[START]
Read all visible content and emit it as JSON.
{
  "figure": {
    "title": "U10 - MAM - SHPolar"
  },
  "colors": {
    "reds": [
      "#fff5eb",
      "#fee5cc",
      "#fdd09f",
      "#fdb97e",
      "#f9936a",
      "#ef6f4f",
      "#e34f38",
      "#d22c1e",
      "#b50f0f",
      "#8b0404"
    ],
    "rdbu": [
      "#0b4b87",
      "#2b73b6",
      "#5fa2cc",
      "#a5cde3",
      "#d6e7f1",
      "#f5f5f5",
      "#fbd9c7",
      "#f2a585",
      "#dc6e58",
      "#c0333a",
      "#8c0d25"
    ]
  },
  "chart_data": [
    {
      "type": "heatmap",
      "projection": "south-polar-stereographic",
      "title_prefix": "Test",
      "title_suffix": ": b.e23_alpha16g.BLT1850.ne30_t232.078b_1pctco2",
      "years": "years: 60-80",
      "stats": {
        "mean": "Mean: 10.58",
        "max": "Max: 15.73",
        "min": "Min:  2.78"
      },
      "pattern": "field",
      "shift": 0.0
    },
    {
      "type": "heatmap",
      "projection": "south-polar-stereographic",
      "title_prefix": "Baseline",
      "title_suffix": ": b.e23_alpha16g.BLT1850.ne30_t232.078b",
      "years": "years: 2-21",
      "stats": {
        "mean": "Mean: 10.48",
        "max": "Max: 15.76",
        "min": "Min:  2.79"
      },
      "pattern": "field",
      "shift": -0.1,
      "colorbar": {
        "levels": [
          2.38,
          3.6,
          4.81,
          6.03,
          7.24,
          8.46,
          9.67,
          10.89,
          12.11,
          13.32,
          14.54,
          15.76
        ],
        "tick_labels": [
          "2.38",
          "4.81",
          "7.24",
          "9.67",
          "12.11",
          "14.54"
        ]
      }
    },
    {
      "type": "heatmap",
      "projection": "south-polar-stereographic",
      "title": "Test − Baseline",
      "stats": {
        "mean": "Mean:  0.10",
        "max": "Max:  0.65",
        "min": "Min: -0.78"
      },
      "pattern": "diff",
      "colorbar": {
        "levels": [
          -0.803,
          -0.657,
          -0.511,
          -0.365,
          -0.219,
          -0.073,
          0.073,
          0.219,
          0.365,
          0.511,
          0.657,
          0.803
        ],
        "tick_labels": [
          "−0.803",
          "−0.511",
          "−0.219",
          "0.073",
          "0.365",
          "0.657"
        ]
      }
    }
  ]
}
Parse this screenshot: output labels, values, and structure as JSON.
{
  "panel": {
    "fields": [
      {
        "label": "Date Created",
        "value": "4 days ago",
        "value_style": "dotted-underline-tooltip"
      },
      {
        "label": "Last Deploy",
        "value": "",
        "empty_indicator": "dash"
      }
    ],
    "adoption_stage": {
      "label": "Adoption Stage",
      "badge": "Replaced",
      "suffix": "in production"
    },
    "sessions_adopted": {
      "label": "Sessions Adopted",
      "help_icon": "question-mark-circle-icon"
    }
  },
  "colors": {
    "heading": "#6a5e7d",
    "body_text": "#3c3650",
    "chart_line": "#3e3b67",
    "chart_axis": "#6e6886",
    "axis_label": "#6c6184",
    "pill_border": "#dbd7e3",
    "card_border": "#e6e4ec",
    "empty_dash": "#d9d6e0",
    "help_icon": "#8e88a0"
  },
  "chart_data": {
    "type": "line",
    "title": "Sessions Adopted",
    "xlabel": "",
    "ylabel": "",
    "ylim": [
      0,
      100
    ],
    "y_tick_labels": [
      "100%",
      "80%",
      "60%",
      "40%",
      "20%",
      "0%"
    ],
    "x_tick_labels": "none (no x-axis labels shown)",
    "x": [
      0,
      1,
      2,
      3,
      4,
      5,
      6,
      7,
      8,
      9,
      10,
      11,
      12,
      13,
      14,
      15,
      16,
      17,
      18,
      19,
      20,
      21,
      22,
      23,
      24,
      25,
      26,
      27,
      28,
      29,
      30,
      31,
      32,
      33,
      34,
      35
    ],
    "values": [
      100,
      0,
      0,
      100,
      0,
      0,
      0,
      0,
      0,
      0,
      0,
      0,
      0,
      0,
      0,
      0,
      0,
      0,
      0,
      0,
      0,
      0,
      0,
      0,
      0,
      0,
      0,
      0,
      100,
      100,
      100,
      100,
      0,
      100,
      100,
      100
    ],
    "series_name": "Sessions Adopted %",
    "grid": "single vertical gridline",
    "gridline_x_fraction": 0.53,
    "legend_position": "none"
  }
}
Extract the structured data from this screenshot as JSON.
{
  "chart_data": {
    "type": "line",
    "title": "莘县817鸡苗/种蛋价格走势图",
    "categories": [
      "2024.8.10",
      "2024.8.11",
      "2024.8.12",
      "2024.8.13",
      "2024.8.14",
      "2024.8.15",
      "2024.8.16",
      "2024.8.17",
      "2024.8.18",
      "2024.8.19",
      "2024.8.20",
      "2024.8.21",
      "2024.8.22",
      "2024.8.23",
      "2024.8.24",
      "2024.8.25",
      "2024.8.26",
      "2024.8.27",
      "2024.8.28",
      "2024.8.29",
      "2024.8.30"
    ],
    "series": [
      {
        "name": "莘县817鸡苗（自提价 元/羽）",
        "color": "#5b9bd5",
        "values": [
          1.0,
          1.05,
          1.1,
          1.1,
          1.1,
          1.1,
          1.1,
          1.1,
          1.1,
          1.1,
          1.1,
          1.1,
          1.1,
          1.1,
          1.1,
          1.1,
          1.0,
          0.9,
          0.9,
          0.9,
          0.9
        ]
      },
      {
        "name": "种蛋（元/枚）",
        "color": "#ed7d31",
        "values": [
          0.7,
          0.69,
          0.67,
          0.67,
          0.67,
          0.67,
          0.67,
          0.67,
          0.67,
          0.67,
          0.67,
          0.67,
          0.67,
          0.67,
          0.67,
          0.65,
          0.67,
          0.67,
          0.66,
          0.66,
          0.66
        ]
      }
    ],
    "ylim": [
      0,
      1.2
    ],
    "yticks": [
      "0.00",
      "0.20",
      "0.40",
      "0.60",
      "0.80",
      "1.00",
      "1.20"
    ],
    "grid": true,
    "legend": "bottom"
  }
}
[END]
§ Instructions for the task: Output the listing above without altering a single character.

§ The solution:
Read all visible content and emit it as JSON.
{
  "figure": {
    "title": "U10 - MAM - SHPolar"
  },
  "colors": {
    "reds": [
      "#fff5eb",
      "#fee5cc",
      "#fdd09f",
      "#fdb97e",
      "#f9936a",
      "#ef6f4f",
      "#e34f38",
      "#d22c1e",
      "#b50f0f",
      "#8b0404"
    ],
    "rdbu": [
      "#0b4b87",
      "#2b73b6",
      "#5fa2cc",
      "#a5cde3",
      "#d6e7f1",
      "#f5f5f5",
      "#fbd9c7",
      "#f2a585",
      "#dc6e58",
      "#c0333a",
      "#8c0d25"
    ]
  },
  "chart_data": [
    {
      "type": "heatmap",
      "projection": "south-polar-stereographic",
      "title_prefix": "Test",
      "title_suffix": ": b.e23_alpha16g.BLT1850.ne30_t232.078b_1pctco2",
      "years": "years: 60-80",
      "stats": {
        "mean": "Mean: 10.58",
        "max": "Max: 15.73",
        "min": "Min:  2.78"
      },
      "pattern": "field",
      "shift": 0.0
    },
    {
      "type": "heatmap",
      "projection": "south-polar-stereographic",
      "title_prefix": "Baseline",
      "title_suffix": ": b.e23_alpha16g.BLT1850.ne30_t232.078b",
      "years": "years: 2-21",
      "stats": {
        "mean": "Mean: 10.48",
        "max": "Max: 15.76",
        "min": "Min:  2.79"
      },
      "pattern": "field",
      "shift": -0.1,
      "colorbar": {
        "levels": [
          2.38,
          3.6,
          4.81,
          6.03,
          7.24,
          8.46,
          9.67,
          10.89,
          12.11,
          13.32,
          14.54,
          15.76
        ],
        "tick_labels": [
          "2.38",
          "4.81",
          "7.24",
          "9.67",
          "12.11",
          "14.54"
        ]
      }
    },
    {
      "type": "heatmap",
      "projection": "south-polar-stereographic",
      "title": "Test − Baseline",
      "stats": {
        "mean": "Mean:  0.10",
        "max": "Max:  0.65",
        "min": "Min: -0.78"
      },
      "pattern": "diff",
      "colorbar": {
        "levels": [
          -0.803,
          -0.657,
          -0.511,
          -0.365,
          -0.219,
          -0.073,
          0.073,
          0.219,
          0.365,
          0.511,
          0.657,
          0.803
        ],
        "tick_labels": [
          "−0.803",
          "−0.511",
          "−0.219",
          "0.073",
          "0.365",
          "0.657"
        ]
      }
    }
  ]
}
Parse this screenshot: output labels, values, and structure as JSON.
{
  "panel": {
    "fields": [
      {
        "label": "Date Created",
        "value": "4 days ago",
        "value_style": "dotted-underline-tooltip"
      },
      {
        "label": "Last Deploy",
        "value": "",
        "empty_indicator": "dash"
      }
    ],
    "adoption_stage": {
      "label": "Adoption Stage",
      "badge": "Replaced",
      "suffix": "in production"
    },
    "sessions_adopted": {
      "label": "Sessions Adopted",
      "help_icon": "question-mark-circle-icon"
    }
  },
  "colors": {
    "heading": "#6a5e7d",
    "body_text": "#3c3650",
    "chart_line": "#3e3b67",
    "chart_axis": "#6e6886",
    "axis_label": "#6c6184",
    "pill_border": "#dbd7e3",
    "card_border": "#e6e4ec",
    "empty_dash": "#d9d6e0",
    "help_icon": "#8e88a0"
  },
  "chart_data": {
    "type": "line",
    "title": "Sessions Adopted",
    "xlabel": "",
    "ylabel": "",
    "ylim": [
      0,
      100
    ],
    "y_tick_labels": [
      "100%",
      "80%",
      "60%",
      "40%",
      "20%",
      "0%"
    ],
    "x_tick_labels": "none (no x-axis labels shown)",
    "x": [
      0,
      1,
      2,
      3,
      4,
      5,
      6,
      7,
      8,
      9,
      10,
      11,
      12,
      13,
      14,
      15,
      16,
      17,
      18,
      19,
      20,
      21,
      22,
      23,
      24,
      25,
      26,
      27,
      28,
      29,
      30,
      31,
      32,
      33,
      34,
      35
    ],
    "values": [
      100,
      0,
      0,
      100,
      0,
      0,
      0,
      0,
      0,
      0,
      0,
      0,
      0,
      0,
      0,
      0,
      0,
      0,
      0,
      0,
      0,
      0,
      0,
      0,
      0,
      0,
      0,
      0,
      100,
      100,
      100,
      100,
      0,
      100,
      100,
      100
    ],
    "series_name": "Sessions Adopted %",
    "grid": "single vertical gridline",
    "gridline_x_fraction": 0.53,
    "legend_position": "none"
  }
}
Extract the structured data from this screenshot as JSON.
{
  "chart_data": {
    "type": "line",
    "title": "莘县817鸡苗/种蛋价格走势图",
    "categories": [
      "2024.8.10",
      "2024.8.11",
      "2024.8.12",
      "2024.8.13",
      "2024.8.14",
      "2024.8.15",
      "2024.8.16",
      "2024.8.17",
      "2024.8.18",
      "2024.8.19",
      "2024.8.20",
      "2024.8.21",
      "2024.8.22",
      "2024.8.23",
      "2024.8.24",
      "2024.8.25",
      "2024.8.26",
      "2024.8.27",
      "2024.8.28",
      "2024.8.29",
      "2024.8.30"
    ],
    "series": [
      {
        "name": "莘县817鸡苗（自提价 元/羽）",
        "color": "#5b9bd5",
        "values": [
          1.0,
          1.05,
          1.1,
          1.1,
          1.1,
          1.1,
          1.1,
          1.1,
          1.1,
          1.1,
          1.1,
          1.1,
          1.1,
          1.1,
          1.1,
          1.1,
          1.0,
          0.9,
          0.9,
          0.9,
          0.9
        ]
      },
      {
        "name": "种蛋（元/枚）",
        "color": "#ed7d31",
        "values": [
          0.7,
          0.69,
          0.67,
          0.67,
          0.67,
          0.67,
          0.67,
          0.67,
          0.67,
          0.67,
          0.67,
          0.67,
          0.67,
          0.67,
          0.67,
          0.65,
          0.67,
          0.67,
          0.66,
          0.66,
          0.66
        ]
      }
    ],
    "ylim": [
      0,
      1.2
    ],
    "yticks": [
      "0.00",
      "0.20",
      "0.40",
      "0.60",
      "0.80",
      "1.00",
      "1.20"
    ],
    "grid": true,
    "legend": "bottom"
  }
}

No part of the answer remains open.